--- PROBLEM DESCRIPTION ---
Here are some entries; quote each one exactly.

[Records excerpted from a collection]
======
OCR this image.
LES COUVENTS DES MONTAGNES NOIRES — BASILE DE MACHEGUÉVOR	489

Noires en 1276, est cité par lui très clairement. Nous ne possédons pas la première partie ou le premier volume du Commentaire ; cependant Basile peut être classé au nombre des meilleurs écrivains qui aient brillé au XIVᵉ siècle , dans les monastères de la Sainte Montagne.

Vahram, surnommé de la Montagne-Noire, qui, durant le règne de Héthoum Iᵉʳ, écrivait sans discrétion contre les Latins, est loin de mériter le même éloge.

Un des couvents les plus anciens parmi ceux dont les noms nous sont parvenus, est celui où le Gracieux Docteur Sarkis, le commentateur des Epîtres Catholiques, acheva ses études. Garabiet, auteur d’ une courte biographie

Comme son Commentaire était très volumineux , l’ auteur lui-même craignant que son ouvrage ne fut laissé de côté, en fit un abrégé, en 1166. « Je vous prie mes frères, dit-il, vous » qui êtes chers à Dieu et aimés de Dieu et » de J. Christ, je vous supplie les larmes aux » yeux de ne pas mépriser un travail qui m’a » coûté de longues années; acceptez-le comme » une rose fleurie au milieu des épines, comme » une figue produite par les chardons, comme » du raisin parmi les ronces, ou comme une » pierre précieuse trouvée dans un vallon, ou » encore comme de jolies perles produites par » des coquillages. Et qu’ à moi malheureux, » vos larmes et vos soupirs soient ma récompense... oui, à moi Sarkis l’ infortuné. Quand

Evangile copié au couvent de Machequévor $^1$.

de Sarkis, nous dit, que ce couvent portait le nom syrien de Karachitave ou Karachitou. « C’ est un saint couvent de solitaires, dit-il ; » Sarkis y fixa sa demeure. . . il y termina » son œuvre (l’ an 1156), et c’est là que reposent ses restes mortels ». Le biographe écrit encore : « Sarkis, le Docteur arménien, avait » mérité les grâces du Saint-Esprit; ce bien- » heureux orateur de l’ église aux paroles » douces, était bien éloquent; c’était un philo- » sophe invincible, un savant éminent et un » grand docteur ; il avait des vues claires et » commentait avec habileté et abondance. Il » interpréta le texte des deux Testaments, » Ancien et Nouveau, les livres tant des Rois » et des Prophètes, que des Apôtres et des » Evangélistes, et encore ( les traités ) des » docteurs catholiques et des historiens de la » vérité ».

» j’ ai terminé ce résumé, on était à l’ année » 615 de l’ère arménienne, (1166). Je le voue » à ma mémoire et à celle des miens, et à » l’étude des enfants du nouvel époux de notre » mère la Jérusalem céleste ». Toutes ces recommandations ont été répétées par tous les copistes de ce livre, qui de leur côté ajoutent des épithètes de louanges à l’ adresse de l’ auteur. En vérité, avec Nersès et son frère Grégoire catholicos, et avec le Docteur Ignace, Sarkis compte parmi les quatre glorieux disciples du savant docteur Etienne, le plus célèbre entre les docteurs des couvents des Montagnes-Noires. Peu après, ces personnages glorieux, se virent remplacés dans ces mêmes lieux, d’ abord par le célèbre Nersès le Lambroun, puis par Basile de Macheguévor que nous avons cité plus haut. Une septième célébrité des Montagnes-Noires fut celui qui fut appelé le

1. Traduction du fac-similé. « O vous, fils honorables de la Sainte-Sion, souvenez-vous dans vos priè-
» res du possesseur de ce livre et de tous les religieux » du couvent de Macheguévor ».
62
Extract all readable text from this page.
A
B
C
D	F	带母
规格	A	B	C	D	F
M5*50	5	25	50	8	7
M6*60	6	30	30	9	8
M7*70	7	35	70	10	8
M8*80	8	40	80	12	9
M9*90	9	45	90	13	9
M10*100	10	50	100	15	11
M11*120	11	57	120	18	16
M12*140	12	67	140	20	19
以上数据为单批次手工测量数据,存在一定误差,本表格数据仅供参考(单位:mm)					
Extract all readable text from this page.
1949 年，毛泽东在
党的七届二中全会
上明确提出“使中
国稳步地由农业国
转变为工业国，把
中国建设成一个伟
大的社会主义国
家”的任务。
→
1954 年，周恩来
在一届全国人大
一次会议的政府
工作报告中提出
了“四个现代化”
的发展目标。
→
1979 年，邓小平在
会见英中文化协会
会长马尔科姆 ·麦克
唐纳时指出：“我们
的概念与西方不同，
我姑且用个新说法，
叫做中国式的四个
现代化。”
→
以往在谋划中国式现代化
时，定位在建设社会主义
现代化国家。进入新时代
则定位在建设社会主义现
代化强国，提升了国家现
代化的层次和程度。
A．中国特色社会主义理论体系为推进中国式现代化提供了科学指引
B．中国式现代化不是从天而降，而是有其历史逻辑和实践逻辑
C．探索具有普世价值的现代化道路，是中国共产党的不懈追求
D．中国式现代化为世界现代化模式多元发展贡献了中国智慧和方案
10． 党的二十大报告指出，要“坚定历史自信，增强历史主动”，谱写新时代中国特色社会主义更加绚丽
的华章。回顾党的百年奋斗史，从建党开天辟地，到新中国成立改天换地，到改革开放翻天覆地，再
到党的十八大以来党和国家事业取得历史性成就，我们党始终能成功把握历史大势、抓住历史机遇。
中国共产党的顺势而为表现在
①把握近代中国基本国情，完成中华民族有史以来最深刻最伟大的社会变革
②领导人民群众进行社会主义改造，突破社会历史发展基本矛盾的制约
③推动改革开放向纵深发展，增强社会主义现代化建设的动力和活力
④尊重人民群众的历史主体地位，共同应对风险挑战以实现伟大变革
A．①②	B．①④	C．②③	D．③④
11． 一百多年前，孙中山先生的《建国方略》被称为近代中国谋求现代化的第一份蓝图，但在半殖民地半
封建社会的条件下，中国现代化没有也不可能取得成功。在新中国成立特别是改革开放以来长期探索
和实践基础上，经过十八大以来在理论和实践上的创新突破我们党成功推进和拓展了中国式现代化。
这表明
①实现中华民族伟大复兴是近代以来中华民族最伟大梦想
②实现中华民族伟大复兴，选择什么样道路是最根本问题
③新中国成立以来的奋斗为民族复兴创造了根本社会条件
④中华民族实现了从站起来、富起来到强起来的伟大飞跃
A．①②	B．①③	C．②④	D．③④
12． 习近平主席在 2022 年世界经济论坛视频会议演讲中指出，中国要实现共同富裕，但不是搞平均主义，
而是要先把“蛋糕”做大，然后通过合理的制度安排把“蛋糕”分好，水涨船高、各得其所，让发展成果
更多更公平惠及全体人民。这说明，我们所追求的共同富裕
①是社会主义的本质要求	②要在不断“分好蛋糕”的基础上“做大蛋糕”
======
--- CORRECT OUTPUT ---
OCR this image.
LES COUVENTS DES MONTAGNES NOIRES — BASILE DE MACHEGUÉVOR	489

Noires en 1276, est cité par lui très clairement. Nous ne possédons pas la première partie ou le premier volume du Commentaire ; cependant Basile peut être classé au nombre des meilleurs écrivains qui aient brillé au XIVᵉ siècle , dans les monastères de la Sainte Montagne.

Vahram, surnommé de la Montagne-Noire, qui, durant le règne de Héthoum Iᵉʳ, écrivait sans discrétion contre les Latins, est loin de mériter le même éloge.

Un des couvents les plus anciens parmi ceux dont les noms nous sont parvenus, est celui où le Gracieux Docteur Sarkis, le commentateur des Epîtres Catholiques, acheva ses études. Garabiet, auteur d’ une courte biographie

Comme son Commentaire était très volumineux , l’ auteur lui-même craignant que son ouvrage ne fut laissé de côté, en fit un abrégé, en 1166. « Je vous prie mes frères, dit-il, vous » qui êtes chers à Dieu et aimés de Dieu et » de J. Christ, je vous supplie les larmes aux » yeux de ne pas mépriser un travail qui m’a » coûté de longues années; acceptez-le comme » une rose fleurie au milieu des épines, comme » une figue produite par les chardons, comme » du raisin parmi les ronces, ou comme une » pierre précieuse trouvée dans un vallon, ou » encore comme de jolies perles produites par » des coquillages. Et qu’ à moi malheureux, » vos larmes et vos soupirs soient ma récompense... oui, à moi Sarkis l’ infortuné. Quand

Evangile copié au couvent de Machequévor $^1$.

de Sarkis, nous dit, que ce couvent portait le nom syrien de Karachitave ou Karachitou. « C’ est un saint couvent de solitaires, dit-il ; » Sarkis y fixa sa demeure. . . il y termina » son œuvre (l’ an 1156), et c’est là que reposent ses restes mortels ». Le biographe écrit encore : « Sarkis, le Docteur arménien, avait » mérité les grâces du Saint-Esprit; ce bien- » heureux orateur de l’ église aux paroles » douces, était bien éloquent; c’était un philo- » sophe invincible, un savant éminent et un » grand docteur ; il avait des vues claires et » commentait avec habileté et abondance. Il » interpréta le texte des deux Testaments, » Ancien et Nouveau, les livres tant des Rois » et des Prophètes, que des Apôtres et des » Evangélistes, et encore ( les traités ) des » docteurs catholiques et des historiens de la » vérité ».

» j’ ai terminé ce résumé, on était à l’ année » 615 de l’ère arménienne, (1166). Je le voue » à ma mémoire et à celle des miens, et à » l’étude des enfants du nouvel époux de notre » mère la Jérusalem céleste ». Toutes ces recommandations ont été répétées par tous les copistes de ce livre, qui de leur côté ajoutent des épithètes de louanges à l’ adresse de l’ auteur. En vérité, avec Nersès et son frère Grégoire catholicos, et avec le Docteur Ignace, Sarkis compte parmi les quatre glorieux disciples du savant docteur Etienne, le plus célèbre entre les docteurs des couvents des Montagnes-Noires. Peu après, ces personnages glorieux, se virent remplacés dans ces mêmes lieux, d’ abord par le célèbre Nersès le Lambroun, puis par Basile de Macheguévor que nous avons cité plus haut. Une septième célébrité des Montagnes-Noires fut celui qui fut appelé le

1. Traduction du fac-similé. « O vous, fils honorables de la Sainte-Sion, souvenez-vous dans vos priè-
» res du possesseur de ce livre et de tous les religieux » du couvent de Macheguévor ».
62
Extract all readable text from this page.
A
B
C
D	F	带母
规格	A	B	C	D	F
M5*50	5	25	50	8	7
M6*60	6	30	30	9	8
M7*70	7	35	70	10	8
M8*80	8	40	80	12	9
M9*90	9	45	90	13	9
M10*100	10	50	100	15	11
M11*120	11	57	120	18	16
M12*140	12	67	140	20	19
以上数据为单批次手工测量数据,存在一定误差,本表格数据仅供参考(单位:mm)					
Extract all readable text from this page.
1949 年，毛泽东在
党的七届二中全会
上明确提出“使中
国稳步地由农业国
转变为工业国，把
中国建设成一个伟
大的社会主义国
家”的任务。
→
1954 年，周恩来
在一届全国人大
一次会议的政府
工作报告中提出
了“四个现代化”
的发展目标。
→
1979 年，邓小平在
会见英中文化协会
会长马尔科姆 ·麦克
唐纳时指出：“我们
的概念与西方不同，
我姑且用个新说法，
叫做中国式的四个
现代化。”
→
以往在谋划中国式现代化
时，定位在建设社会主义
现代化国家。进入新时代
则定位在建设社会主义现
代化强国，提升了国家现
代化的层次和程度。
A．中国特色社会主义理论体系为推进中国式现代化提供了科学指引
B．中国式现代化不是从天而降，而是有其历史逻辑和实践逻辑
C．探索具有普世价值的现代化道路，是中国共产党的不懈追求
D．中国式现代化为世界现代化模式多元发展贡献了中国智慧和方案
10． 党的二十大报告指出，要“坚定历史自信，增强历史主动”，谱写新时代中国特色社会主义更加绚丽
的华章。回顾党的百年奋斗史，从建党开天辟地，到新中国成立改天换地，到改革开放翻天覆地，再
到党的十八大以来党和国家事业取得历史性成就，我们党始终能成功把握历史大势、抓住历史机遇。
中国共产党的顺势而为表现在
①把握近代中国基本国情，完成中华民族有史以来最深刻最伟大的社会变革
②领导人民群众进行社会主义改造，突破社会历史发展基本矛盾的制约
③推动改革开放向纵深发展，增强社会主义现代化建设的动力和活力
④尊重人民群众的历史主体地位，共同应对风险挑战以实现伟大变革
A．①②	B．①④	C．②③	D．③④
11． 一百多年前，孙中山先生的《建国方略》被称为近代中国谋求现代化的第一份蓝图，但在半殖民地半
封建社会的条件下，中国现代化没有也不可能取得成功。在新中国成立特别是改革开放以来长期探索
和实践基础上，经过十八大以来在理论和实践上的创新突破我们党成功推进和拓展了中国式现代化。
这表明
①实现中华民族伟大复兴是近代以来中华民族最伟大梦想
②实现中华民族伟大复兴，选择什么样道路是最根本问题
③新中国成立以来的奋斗为民族复兴创造了根本社会条件
④中华民族实现了从站起来、富起来到强起来的伟大飞跃
A．①②	B．①③	C．②④	D．③④
12． 习近平主席在 2022 年世界经济论坛视频会议演讲中指出，中国要实现共同富裕，但不是搞平均主义，
而是要先把“蛋糕”做大，然后通过合理的制度安排把“蛋糕”分好，水涨船高、各得其所，让发展成果
更多更公平惠及全体人民。这说明，我们所追求的共同富裕
①是社会主义的本质要求	②要在不断“分好蛋糕”的基础上“做大蛋糕”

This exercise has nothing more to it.